• _ENTRIES SUPPLIED_:
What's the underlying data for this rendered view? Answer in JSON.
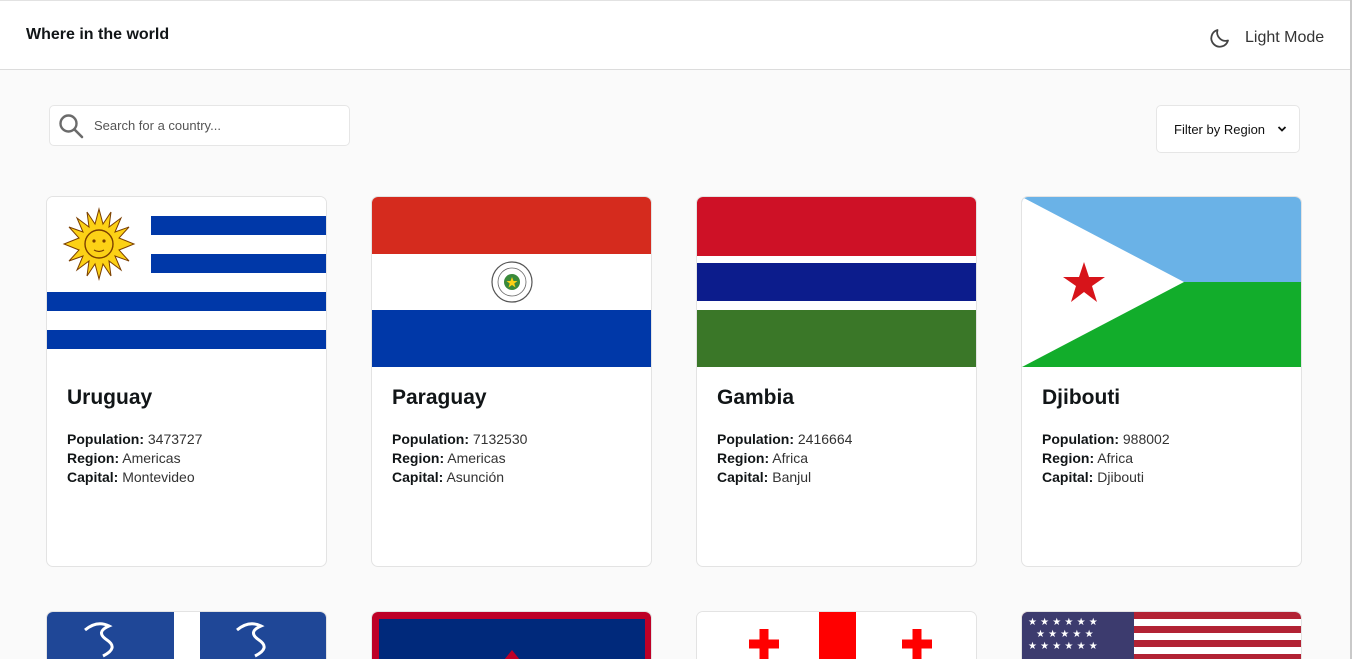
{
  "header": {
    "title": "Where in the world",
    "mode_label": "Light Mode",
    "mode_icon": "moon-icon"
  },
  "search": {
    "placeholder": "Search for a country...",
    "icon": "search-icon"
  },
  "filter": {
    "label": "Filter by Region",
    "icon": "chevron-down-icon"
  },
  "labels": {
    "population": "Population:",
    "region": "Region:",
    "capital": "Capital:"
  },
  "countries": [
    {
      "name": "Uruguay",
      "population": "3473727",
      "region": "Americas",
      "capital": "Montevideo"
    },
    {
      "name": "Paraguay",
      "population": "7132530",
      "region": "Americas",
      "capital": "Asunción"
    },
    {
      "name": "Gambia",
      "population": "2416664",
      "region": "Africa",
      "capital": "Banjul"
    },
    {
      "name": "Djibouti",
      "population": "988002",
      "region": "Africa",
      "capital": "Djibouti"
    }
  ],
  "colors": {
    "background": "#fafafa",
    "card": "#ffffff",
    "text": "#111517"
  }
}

• _STATED PROBLEM_:
Return the whole listing, word for word, and leave out every picture.

• _SOLUTION FOR THIS PROBLEM_:
What's the underlying data for this rendered view? Answer in JSON.
{
  "header": {
    "title": "Where in the world",
    "mode_label": "Light Mode",
    "mode_icon": "moon-icon"
  },
  "search": {
    "placeholder": "Search for a country...",
    "icon": "search-icon"
  },
  "filter": {
    "label": "Filter by Region",
    "icon": "chevron-down-icon"
  },
  "labels": {
    "population": "Population:",
    "region": "Region:",
    "capital": "Capital:"
  },
  "countries": [
    {
      "name": "Uruguay",
      "population": "3473727",
      "region": "Americas",
      "capital": "Montevideo"
    },
    {
      "name": "Paraguay",
      "population": "7132530",
      "region": "Americas",
      "capital": "Asunción"
    },
    {
      "name": "Gambia",
      "population": "2416664",
      "region": "Africa",
      "capital": "Banjul"
    },
    {
      "name": "Djibouti",
      "population": "988002",
      "region": "Africa",
      "capital": "Djibouti"
    }
  ],
  "colors": {
    "background": "#fafafa",
    "card": "#ffffff",
    "text": "#111517"
  }
}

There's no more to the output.